What to do:
Please say how many lines of the listing hold "以地面为参考系", with no other words in the answer.

[Dataset excerpt]
□ □ □ □ □ □ □

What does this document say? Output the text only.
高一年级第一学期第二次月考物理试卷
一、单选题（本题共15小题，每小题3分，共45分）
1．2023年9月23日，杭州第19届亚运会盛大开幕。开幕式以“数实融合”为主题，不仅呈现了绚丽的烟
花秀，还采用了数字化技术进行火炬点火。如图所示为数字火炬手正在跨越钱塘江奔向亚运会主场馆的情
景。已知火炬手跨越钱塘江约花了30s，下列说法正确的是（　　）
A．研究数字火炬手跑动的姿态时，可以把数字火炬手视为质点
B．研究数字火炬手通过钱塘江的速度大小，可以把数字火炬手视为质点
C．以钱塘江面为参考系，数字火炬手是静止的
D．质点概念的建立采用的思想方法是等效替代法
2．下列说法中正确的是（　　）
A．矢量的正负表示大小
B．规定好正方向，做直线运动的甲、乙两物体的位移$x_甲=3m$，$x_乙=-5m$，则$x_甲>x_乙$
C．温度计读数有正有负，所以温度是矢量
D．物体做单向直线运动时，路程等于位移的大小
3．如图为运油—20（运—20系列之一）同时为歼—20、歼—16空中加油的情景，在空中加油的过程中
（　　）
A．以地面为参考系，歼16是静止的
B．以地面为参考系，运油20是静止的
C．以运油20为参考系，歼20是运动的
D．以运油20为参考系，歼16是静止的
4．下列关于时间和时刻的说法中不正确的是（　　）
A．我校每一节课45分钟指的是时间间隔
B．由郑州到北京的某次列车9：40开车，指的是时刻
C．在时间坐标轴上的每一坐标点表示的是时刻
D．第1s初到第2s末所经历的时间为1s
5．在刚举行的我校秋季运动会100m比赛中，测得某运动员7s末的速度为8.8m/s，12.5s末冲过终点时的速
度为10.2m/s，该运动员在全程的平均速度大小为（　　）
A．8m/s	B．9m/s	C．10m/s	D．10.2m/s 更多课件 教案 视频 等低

□ □ □ □ □ □ □

Answer for this exercise:
2